_Exercise set_.
- 1) In the reservoir simulation extract, when is the relative permeability curve selected for simulation modified?
- 2) From the reservoir simulation extract, copy the passage word for word, starting at "Different from the" and ending at "oil–water two-phase flow.".

_Extract_.
The change value of irreducible water saturation D swc, the change value of residual oil saturation D sor, and the change multiple of ratio of endpoint relative permeability can be respectively determined by

$$D_{\text{swc}} = S_{\text{wc}} - S_{\text{wc0}}$$
(11)
$$D_{\text{sor}} = S_{\text{or}} - S_{{{\text{or}}0}}$$
(12)
$$R_{\text{kr}} = {{K_{\text{rwo}} } \mathord{\left/ {\vphantom {{K_{\text{rwo}} } {K_{{{\text{rwo}}0}} }}} \right. \kern-0pt} {K_{{{\text{rwo}}0}} }},$$
(13)

where K rwo is the ratio of endpoint relative permeability, K rwo = K rwro/K rwro, and S wc0S or0K rwo0 are the initial irreducible water saturation, residual oil saturation, and ratio of endpoint relative permeability, respectively.

Different from the modification of porosity and permeability on every grid, the relative permeability curve selected for simulation is modified at every time step of calculation.

Simulation procedure

Although the change mechanisms of reservoir parameters (porosity, permeability, and relative permeability curve included) are complex, the variability of these parameters has some internal relation with each other. Based on microscopic network simulation and reservoir numerical simulation, a new simulation method is proposed, which considers the synergetic time-variability of reservoir parameters in macroscopic and microscopic scales. Procedures of simulation consist of

  1. 1.

    Macro-parameters such as porosity, absolute permeability, and relative permeability are used as constraint conditions to generate the microscopic network model of oil–water two-phase flow.

  2. 2.

Layout coordinate data:
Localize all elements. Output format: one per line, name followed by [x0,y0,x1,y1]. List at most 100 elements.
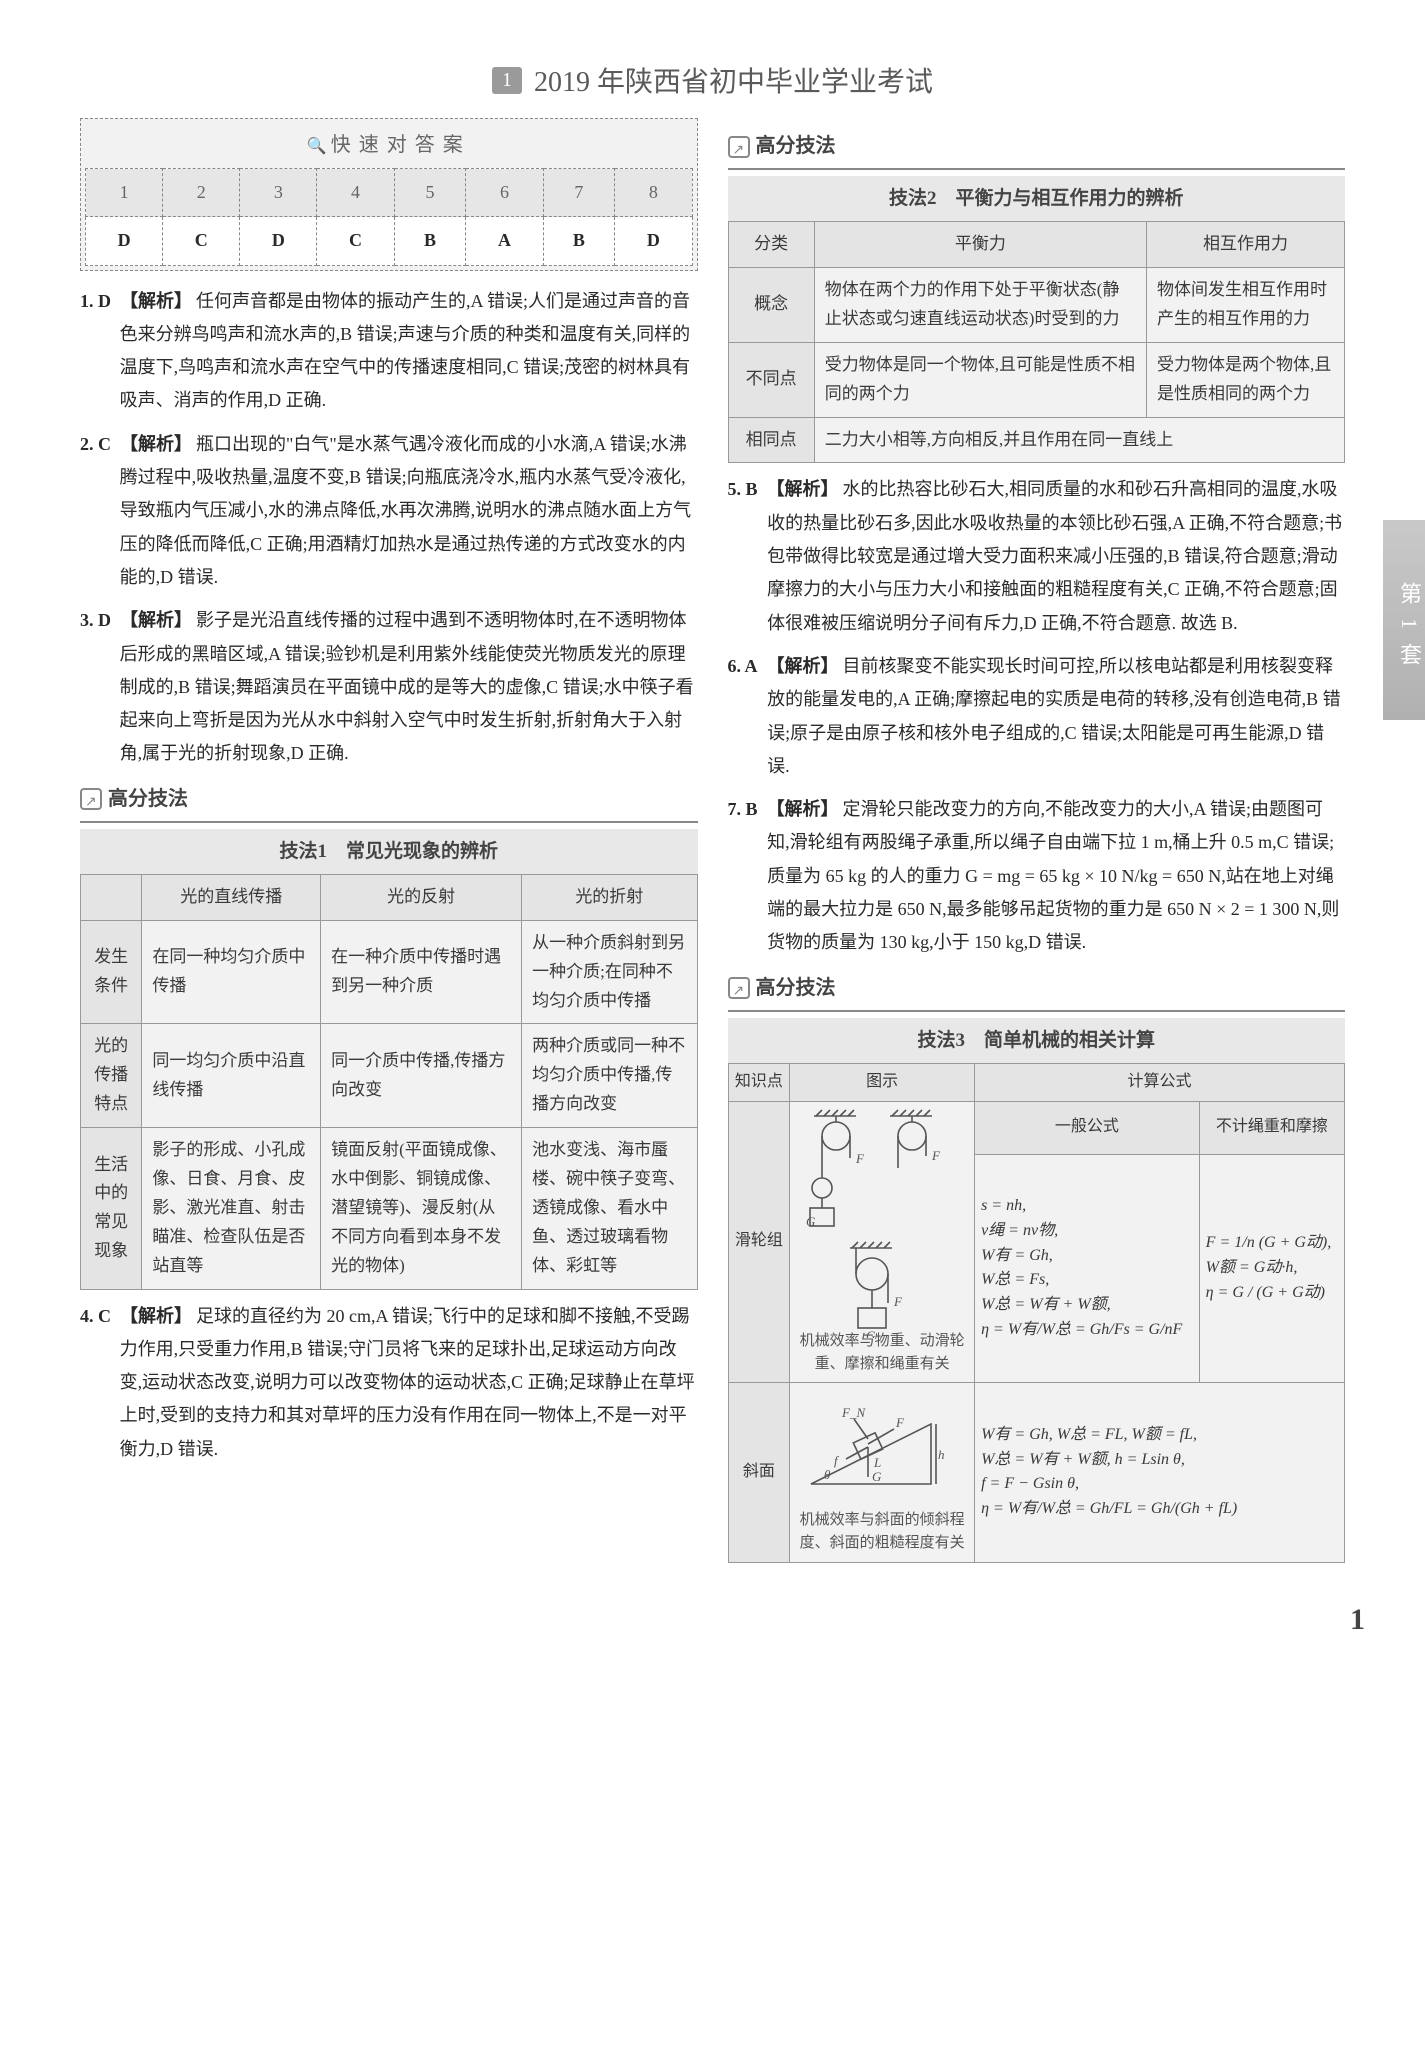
item-text: 定滑轮只能改变力的方向,不能改变力的大小,A 错误;由题图可知,滑轮组有两股绳子… [767,799,1339,952]
answer-key-box: 快速对答案 1 2 3 4 5 6 7 8 D C D C B A B D [80,118,698,271]
page-header: 1 2019 年陕西省初中毕业学业考试 [80,60,1345,100]
arrow-box-icon [728,136,750,158]
ans-key: D [615,217,692,265]
table-row: 不同点受力物体是同一个物体,且可能是性质不相同的两个力受力物体是两个物体,且是性… [728,342,1345,417]
question-item: 4. C 【解析】足球的直径约为 20 cm,A 错误;飞行中的足球和脚不接触,… [80,1300,698,1466]
item-text: 足球的直径约为 20 cm,A 错误;飞行中的足球和脚不接触,不受踢力作用,只受… [120,1306,695,1459]
formula-cell: W有 = Gh, W总 = FL, W额 = fL, W总 = W有 + W额,… [975,1383,1345,1563]
cell: 物体间发生相互作用时产生的相互作用的力 [1146,268,1344,343]
diagram-caption: 机械效率与斜面的倾斜程度、斜面的粗糙程度有关 [796,1509,968,1556]
table-row: 斜面 F_N F f G θ L h 机械效率与斜面的倾斜程度、斜面的粗糙程度有… [728,1383,1345,1563]
ans-num: 7 [543,169,615,217]
item-tag: 【解析】 [129,1306,192,1326]
svg-text:G: G [806,1214,816,1229]
ans-num: 1 [86,169,163,217]
item-tag: 【解析】 [129,291,192,311]
svg-text:f: f [834,1453,840,1468]
section-label: 高分技法 [108,781,188,818]
th: 光的反射 [321,874,522,920]
item-text: 水的比热容比砂石大,相同质量的水和砂石升高相同的温度,水吸收的热量比砂石多,因此… [767,479,1342,632]
item-tag: 【解析】 [129,610,192,630]
cell: 在同一种均匀介质中传播 [142,920,321,1024]
question-item: 5. B 【解析】水的比热容比砂石大,相同质量的水和砂石升高相同的温度,水吸收的… [728,473,1346,639]
diagram-caption: 机械效率与物重、动滑轮重、摩擦和绳重有关 [796,1330,968,1377]
table-row: 知识点图示计算公式 [728,1063,1345,1101]
cell: 受力物体是两个物体,且是性质相同的两个力 [1146,342,1344,417]
table-row: 概念物体在两个力的作用下处于平衡状态(静止状态或匀速直线运动状态)时受到的力物体… [728,268,1345,343]
question-item: 1. D 【解析】任何声音都是由物体的振动产生的,A 错误;人们是通过声音的音色… [80,285,698,418]
ans-num: 5 [394,169,466,217]
svg-text:θ: θ [824,1467,831,1482]
question-item: 3. D 【解析】影子是光沿直线传播的过程中遇到不透明物体时,在不透明物体后形成… [80,604,698,770]
tech-title: 技法2 平衡力与相互作用力的辨析 [728,176,1346,221]
cell: 在一种介质中传播时遇到另一种介质 [321,920,522,1024]
rowhead: 斜面 [728,1383,790,1563]
item-text: 目前核聚变不能实现长时间可控,所以核电站都是利用核裂变释放的能量发电的,A 正确… [767,656,1341,776]
th [81,874,142,920]
page-number: 1 [0,1583,1425,1667]
arrow-box-icon [728,977,750,999]
cell: 两种介质或同一种不均匀介质中传播,传播方向改变 [522,1024,697,1128]
svg-text:G: G [872,1469,882,1484]
svg-text:L: L [873,1455,881,1470]
ans-key: D [240,217,317,265]
item-num: 5. B [728,479,758,499]
ans-num: 8 [615,169,692,217]
th: 计算公式 [975,1063,1345,1101]
item-text: 瓶口出现的"白气"是水蒸气遇冷液化而成的小水滴,A 错误;水沸腾过程中,吸收热量… [120,434,692,587]
item-tag: 【解析】 [776,479,839,499]
svg-text:F: F [895,1415,905,1430]
th: 光的直线传播 [142,874,321,920]
table-row: D C D C B A B D [86,217,693,265]
left-column: 快速对答案 1 2 3 4 5 6 7 8 D C D C B A B D 1.… [80,118,698,1563]
pulley-diagram-icon: F G F F G [796,1108,956,1338]
answer-key-title: 快速对答案 [85,123,693,168]
question-item: 2. C 【解析】瓶口出现的"白气"是水蒸气遇冷液化而成的小水滴,A 错误;水沸… [80,428,698,594]
section-label: 高分技法 [756,128,836,165]
cell: 同一均匀介质中沿直线传播 [142,1024,321,1128]
item-tag: 【解析】 [129,434,192,454]
ans-key: D [86,217,163,265]
th: 平衡力 [814,222,1146,268]
th: 分类 [728,222,814,268]
rowhead: 相同点 [728,417,814,463]
arrow-box-icon [80,788,102,810]
ans-key: C [163,217,240,265]
rowhead: 概念 [728,268,814,343]
rowhead: 生活中的常见现象 [81,1128,142,1289]
item-num: 4. C [80,1306,111,1326]
table-row: 生活中的常见现象影子的形成、小孔成像、日食、月食、皮影、激光准直、射击瞄准、检查… [81,1128,698,1289]
incline-diagram-icon: F_N F f G θ L h [796,1389,956,1509]
cell: 物体在两个力的作用下处于平衡状态(静止状态或匀速直线运动状态)时受到的力 [814,268,1146,343]
header-badge: 1 [492,67,522,94]
th: 一般公式 [975,1101,1200,1154]
cell: 受力物体是同一个物体,且可能是性质不相同的两个力 [814,342,1146,417]
rowhead: 滑轮组 [728,1101,790,1383]
svg-text:h: h [938,1447,945,1462]
cell: 同一介质中传播,传播方向改变 [321,1024,522,1128]
ans-key: C [317,217,394,265]
section-head: 高分技法 [728,128,1346,170]
cell: 池水变浅、海市蜃楼、碗中筷子变弯、透镜成像、看水中鱼、透过玻璃看物体、彩虹等 [522,1128,697,1289]
ans-key: A [466,217,543,265]
item-num: 2. C [80,434,111,454]
table-row: 发生条件在同一种均匀介质中传播在一种介质中传播时遇到另一种介质从一种介质斜射到另… [81,920,698,1024]
rowhead: 光的传播特点 [81,1024,142,1128]
svg-text:F_N: F_N [841,1405,866,1420]
section-head: 高分技法 [80,781,698,823]
diagram-cell: F_N F f G θ L h 机械效率与斜面的倾斜程度、斜面的粗糙程度有关 [790,1383,975,1563]
th: 相互作用力 [1146,222,1344,268]
table-row: 光的传播特点同一均匀介质中沿直线传播同一介质中传播,传播方向改变两种介质或同一种… [81,1024,698,1128]
table-row: 滑轮组 F G F F G 机械效率与物重、动滑轮重、摩擦和绳重有关 一般公式不… [728,1101,1345,1154]
th: 知识点 [728,1063,790,1101]
rowhead: 发生条件 [81,920,142,1024]
table-row: 分类平衡力相互作用力 [728,222,1345,268]
cell: 影子的形成、小孔成像、日食、月食、皮影、激光准直、射击瞄准、检查队伍是否站直等 [142,1128,321,1289]
item-num: 1. D [80,291,111,311]
item-text: 任何声音都是由物体的振动产生的,A 错误;人们是通过声音的音色来分辨鸟鸣声和流水… [120,291,691,411]
item-tag: 【解析】 [776,656,839,676]
rowhead: 不同点 [728,342,814,417]
tech-title: 技法1 常见光现象的辨析 [80,829,698,874]
formula-cell: s = nh, v绳 = nv物, W有 = Gh, W总 = Fs, W总 =… [975,1154,1200,1382]
svg-text:F: F [931,1148,941,1163]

_Results for each task_.
- 1) It is modified at every time step of calculation.

- 2)
Different from the modification of porosity and permeability on every grid, the relative permeability curve selected for simulation is modified at every time step of calculation.

Simulation procedure

Although the change mechanisms of reservoir parameters (porosity, permeability, and relative permeability curve included) are complex, the variability of these parameters has some internal relation with each other. Based on microscopic network simulation and reservoir numerical simulation, a new simulation method is proposed, which considers the synergetic time-variability of reservoir parameters in macroscopic and microscopic scales. Procedures of simulation consist of

  1. 1.

    Macro-parameters such as porosity, absolute permeability, and relative permeability are used as constraint conditions to generate the microscopic network model of oil–water two-phase flow.